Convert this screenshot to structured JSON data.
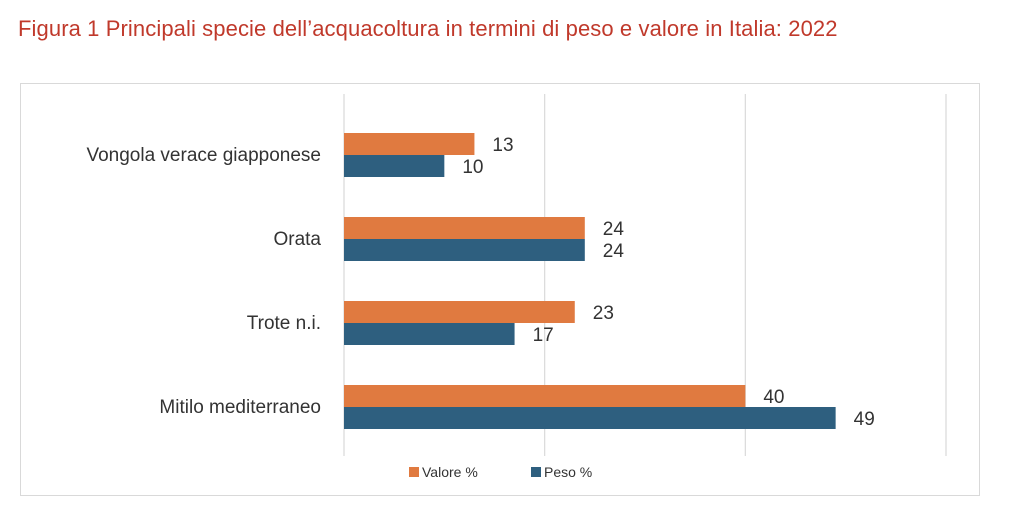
{
  "title": "Figura 1 Principali specie dell’acquacoltura in termini di peso e valore in Italia: 2022",
  "colors": {
    "title": "#c0392b",
    "valore": "#e07a40",
    "peso": "#2e5f7f",
    "grid": "#d9d9d9"
  },
  "chart_data": {
    "type": "bar",
    "orientation": "horizontal",
    "categories": [
      "Vongola verace giapponese",
      "Orata",
      "Trote n.i.",
      "Mitilo mediterraneo"
    ],
    "series": [
      {
        "name": "Valore %",
        "values": [
          13,
          24,
          23,
          40
        ],
        "color": "#e07a40"
      },
      {
        "name": "Peso %",
        "values": [
          10,
          24,
          17,
          49
        ],
        "color": "#2e5f7f"
      }
    ],
    "xlim": [
      0,
      60
    ],
    "grid": true,
    "legend": "bottom"
  }
}
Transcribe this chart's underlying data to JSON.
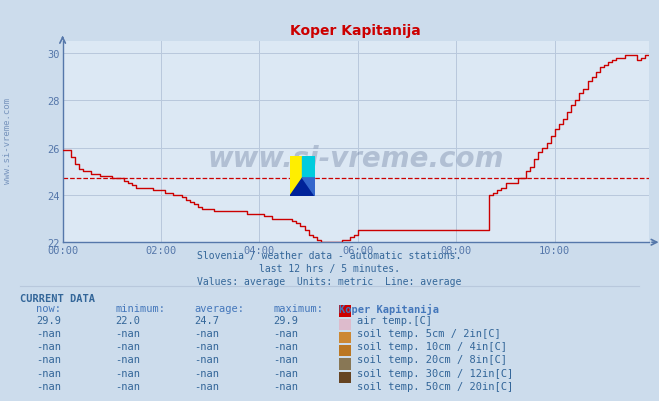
{
  "title": "Koper Kapitanija",
  "title_color": "#cc0000",
  "bg_color": "#ccdcec",
  "plot_bg_color": "#dce8f4",
  "grid_color": "#b8c8dc",
  "axis_color": "#5577aa",
  "text_color": "#336699",
  "subtitle_lines": [
    "Slovenia / weather data - automatic stations.",
    "last 12 hrs / 5 minutes.",
    "Values: average  Units: metric  Line: average"
  ],
  "ylim": [
    22,
    30.5
  ],
  "yticks": [
    22,
    24,
    26,
    28,
    30
  ],
  "xlim": [
    0,
    143
  ],
  "xticks": [
    0,
    24,
    48,
    72,
    96,
    120
  ],
  "xticklabels": [
    "00:00",
    "02:00",
    "04:00",
    "06:00",
    "08:00",
    "10:00"
  ],
  "average_value": 24.7,
  "line_color": "#cc0000",
  "watermark_text": "www.si-vreme.com",
  "watermark_color": "#1a3060",
  "watermark_alpha": 0.22,
  "sidebar_text": "www.si-vreme.com",
  "current_data_label": "CURRENT DATA",
  "col_headers": [
    "    now:",
    " minimum:",
    " average:",
    " maximum:",
    "   Koper Kapitanija"
  ],
  "rows": [
    {
      "values": [
        "   29.9",
        "   22.0",
        "   24.7",
        "   29.9"
      ],
      "label": "air temp.[C]",
      "color": "#cc0000"
    },
    {
      "values": [
        "   -nan",
        "   -nan",
        "   -nan",
        "   -nan"
      ],
      "label": "soil temp. 5cm / 2in[C]",
      "color": "#ddbbcc"
    },
    {
      "values": [
        "   -nan",
        "   -nan",
        "   -nan",
        "   -nan"
      ],
      "label": "soil temp. 10cm / 4in[C]",
      "color": "#cc8833"
    },
    {
      "values": [
        "   -nan",
        "   -nan",
        "   -nan",
        "   -nan"
      ],
      "label": "soil temp. 20cm / 8in[C]",
      "color": "#bb7722"
    },
    {
      "values": [
        "   -nan",
        "   -nan",
        "   -nan",
        "   -nan"
      ],
      "label": "soil temp. 30cm / 12in[C]",
      "color": "#887755"
    },
    {
      "values": [
        "   -nan",
        "   -nan",
        "   -nan",
        "   -nan"
      ],
      "label": "soil temp. 50cm / 20in[C]",
      "color": "#664422"
    }
  ],
  "air_temp_data": [
    [
      0,
      25.9
    ],
    [
      1,
      25.9
    ],
    [
      2,
      25.6
    ],
    [
      3,
      25.3
    ],
    [
      4,
      25.1
    ],
    [
      5,
      25.0
    ],
    [
      6,
      25.0
    ],
    [
      7,
      24.9
    ],
    [
      8,
      24.9
    ],
    [
      9,
      24.8
    ],
    [
      10,
      24.8
    ],
    [
      11,
      24.8
    ],
    [
      12,
      24.7
    ],
    [
      13,
      24.7
    ],
    [
      14,
      24.7
    ],
    [
      15,
      24.6
    ],
    [
      16,
      24.5
    ],
    [
      17,
      24.4
    ],
    [
      18,
      24.3
    ],
    [
      19,
      24.3
    ],
    [
      20,
      24.3
    ],
    [
      21,
      24.3
    ],
    [
      22,
      24.2
    ],
    [
      23,
      24.2
    ],
    [
      24,
      24.2
    ],
    [
      25,
      24.1
    ],
    [
      26,
      24.1
    ],
    [
      27,
      24.0
    ],
    [
      28,
      24.0
    ],
    [
      29,
      23.9
    ],
    [
      30,
      23.8
    ],
    [
      31,
      23.7
    ],
    [
      32,
      23.6
    ],
    [
      33,
      23.5
    ],
    [
      34,
      23.4
    ],
    [
      35,
      23.4
    ],
    [
      36,
      23.4
    ],
    [
      37,
      23.3
    ],
    [
      38,
      23.3
    ],
    [
      39,
      23.3
    ],
    [
      40,
      23.3
    ],
    [
      41,
      23.3
    ],
    [
      42,
      23.3
    ],
    [
      43,
      23.3
    ],
    [
      44,
      23.3
    ],
    [
      45,
      23.2
    ],
    [
      46,
      23.2
    ],
    [
      47,
      23.2
    ],
    [
      48,
      23.2
    ],
    [
      49,
      23.1
    ],
    [
      50,
      23.1
    ],
    [
      51,
      23.0
    ],
    [
      52,
      23.0
    ],
    [
      53,
      23.0
    ],
    [
      54,
      23.0
    ],
    [
      55,
      23.0
    ],
    [
      56,
      22.9
    ],
    [
      57,
      22.8
    ],
    [
      58,
      22.7
    ],
    [
      59,
      22.5
    ],
    [
      60,
      22.3
    ],
    [
      61,
      22.2
    ],
    [
      62,
      22.1
    ],
    [
      63,
      22.0
    ],
    [
      64,
      22.0
    ],
    [
      65,
      22.0
    ],
    [
      66,
      22.0
    ],
    [
      67,
      22.0
    ],
    [
      68,
      22.1
    ],
    [
      69,
      22.1
    ],
    [
      70,
      22.2
    ],
    [
      71,
      22.3
    ],
    [
      72,
      22.5
    ],
    [
      73,
      22.5
    ],
    [
      74,
      22.5
    ],
    [
      75,
      22.5
    ],
    [
      76,
      22.5
    ],
    [
      77,
      22.5
    ],
    [
      78,
      22.5
    ],
    [
      79,
      22.5
    ],
    [
      80,
      22.5
    ],
    [
      81,
      22.5
    ],
    [
      82,
      22.5
    ],
    [
      83,
      22.5
    ],
    [
      84,
      22.5
    ],
    [
      85,
      22.5
    ],
    [
      86,
      22.5
    ],
    [
      87,
      22.5
    ],
    [
      88,
      22.5
    ],
    [
      89,
      22.5
    ],
    [
      90,
      22.5
    ],
    [
      91,
      22.5
    ],
    [
      92,
      22.5
    ],
    [
      93,
      22.5
    ],
    [
      94,
      22.5
    ],
    [
      95,
      22.5
    ],
    [
      96,
      22.5
    ],
    [
      97,
      22.5
    ],
    [
      98,
      22.5
    ],
    [
      99,
      22.5
    ],
    [
      100,
      22.5
    ],
    [
      101,
      22.5
    ],
    [
      102,
      22.5
    ],
    [
      103,
      22.5
    ],
    [
      104,
      24.0
    ],
    [
      105,
      24.1
    ],
    [
      106,
      24.2
    ],
    [
      107,
      24.3
    ],
    [
      108,
      24.5
    ],
    [
      109,
      24.5
    ],
    [
      110,
      24.5
    ],
    [
      111,
      24.7
    ],
    [
      112,
      24.7
    ],
    [
      113,
      25.0
    ],
    [
      114,
      25.2
    ],
    [
      115,
      25.5
    ],
    [
      116,
      25.8
    ],
    [
      117,
      26.0
    ],
    [
      118,
      26.2
    ],
    [
      119,
      26.5
    ],
    [
      120,
      26.8
    ],
    [
      121,
      27.0
    ],
    [
      122,
      27.2
    ],
    [
      123,
      27.5
    ],
    [
      124,
      27.8
    ],
    [
      125,
      28.0
    ],
    [
      126,
      28.3
    ],
    [
      127,
      28.5
    ],
    [
      128,
      28.8
    ],
    [
      129,
      29.0
    ],
    [
      130,
      29.2
    ],
    [
      131,
      29.4
    ],
    [
      132,
      29.5
    ],
    [
      133,
      29.6
    ],
    [
      134,
      29.7
    ],
    [
      135,
      29.8
    ],
    [
      136,
      29.8
    ],
    [
      137,
      29.9
    ],
    [
      138,
      29.9
    ],
    [
      139,
      29.9
    ],
    [
      140,
      29.7
    ],
    [
      141,
      29.8
    ],
    [
      142,
      29.9
    ],
    [
      143,
      29.9
    ]
  ]
}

- - -

Ascertain the number of lines in the entries that include the word "this", and report only that number.

• WRITTEN REPLY
2